- **PROBLEM STATEMENT**
Please print all of the material below, word for word.

- **EXTRACTED INFORMATION**
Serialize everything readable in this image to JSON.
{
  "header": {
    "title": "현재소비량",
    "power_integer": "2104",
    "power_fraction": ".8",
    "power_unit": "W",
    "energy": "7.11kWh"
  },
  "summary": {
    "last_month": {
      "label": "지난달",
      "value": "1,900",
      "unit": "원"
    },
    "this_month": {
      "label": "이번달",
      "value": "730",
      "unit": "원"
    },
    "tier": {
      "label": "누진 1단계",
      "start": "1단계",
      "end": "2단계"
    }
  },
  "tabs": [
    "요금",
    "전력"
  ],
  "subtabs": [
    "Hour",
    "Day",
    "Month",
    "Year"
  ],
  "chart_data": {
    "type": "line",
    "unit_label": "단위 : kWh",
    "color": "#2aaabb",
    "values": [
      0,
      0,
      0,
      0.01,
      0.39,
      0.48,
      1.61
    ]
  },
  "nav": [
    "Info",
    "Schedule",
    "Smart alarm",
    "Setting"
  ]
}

- **WORKED ANSWER**
Serialize everything readable in this image to JSON.
{
  "header": {
    "title": "현재소비량",
    "power_integer": "2104",
    "power_fraction": ".8",
    "power_unit": "W",
    "energy": "7.11kWh"
  },
  "summary": {
    "last_month": {
      "label": "지난달",
      "value": "1,900",
      "unit": "원"
    },
    "this_month": {
      "label": "이번달",
      "value": "730",
      "unit": "원"
    },
    "tier": {
      "label": "누진 1단계",
      "start": "1단계",
      "end": "2단계"
    }
  },
  "tabs": [
    "요금",
    "전력"
  ],
  "subtabs": [
    "Hour",
    "Day",
    "Month",
    "Year"
  ],
  "chart_data": {
    "type": "line",
    "unit_label": "단위 : kWh",
    "color": "#2aaabb",
    "values": [
      0,
      0,
      0,
      0.01,
      0.39,
      0.48,
      1.61
    ]
  },
  "nav": [
    "Info",
    "Schedule",
    "Smart alarm",
    "Setting"
  ]
}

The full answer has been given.